Dont forget that national chains are also very often locally owned and operated shops. I own 2 Goodyear shops and would put my Hunter equipment and my Techs up against anybody in town. In my area labor rates are 70-90 bucks and hour. If you want to cut down the pain in paying somebody to do something to your car, get the wd-40 out a week early and start getting everything you want ajusted loosened up and movable and the alignment will come in pretty quick and wont hurt so bad.
Again, nothing is frozen up. Not a spec of rust. suspension and steering components are new from the SS shim packs, trailing arms, to ball joint and bolts... I'd gladly go to your shop If you were up here. I figure if the shop owner has an old vette, I'd be given the proper service.
I rebuilt both front and rear from the ground up in the last year. I lowered the front again this spring and will be further lowering the rear soon. So everything is all new but changed geometry slightly.
I put maybe 50-75 miles on the car to give the bushings a chance to set in. The car actually drives pretty good as is, but I get a slight steering wheel shake at highways speeds.
So I need an alignment.
Locally here with Andover Wheel and Frame, a shop that does C3s and lots of old street machines, its $89 for 2 wheel and $149 for 4 wheel. They came recommended by several other Corvette shops. They do the alignments manually though, not with CPU machines.

#### Exercise set
1. In the forum excerpt, what does Andover Wheel and Frame charge for a four-wheel alignment?
2. Return everything in the forum excerpt from "I rebuilt both" down to "at highways speeds.", with no changes.
Answer from the forum excerpt alone; the lines are not a source.

#### Data segment
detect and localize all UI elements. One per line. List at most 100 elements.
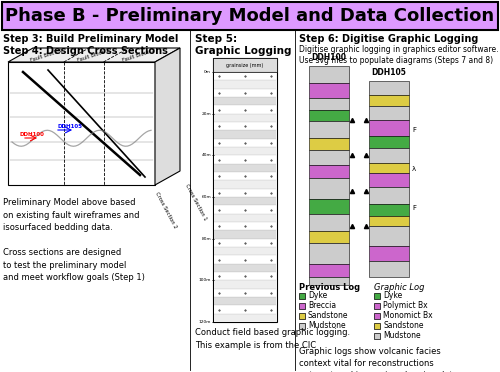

#### Results of the exercise
1. $149

2.
I rebuilt both front and rear from the ground up in the last year. I lowered the front again this spring and will be further lowering the rear soon. So everything is all new but changed geometry slightly.
I put maybe 50-75 miles on the car to give the bushings a chance to set in. The car actually drives pretty good as is, but I get a slight steering wheel shake at highways speeds.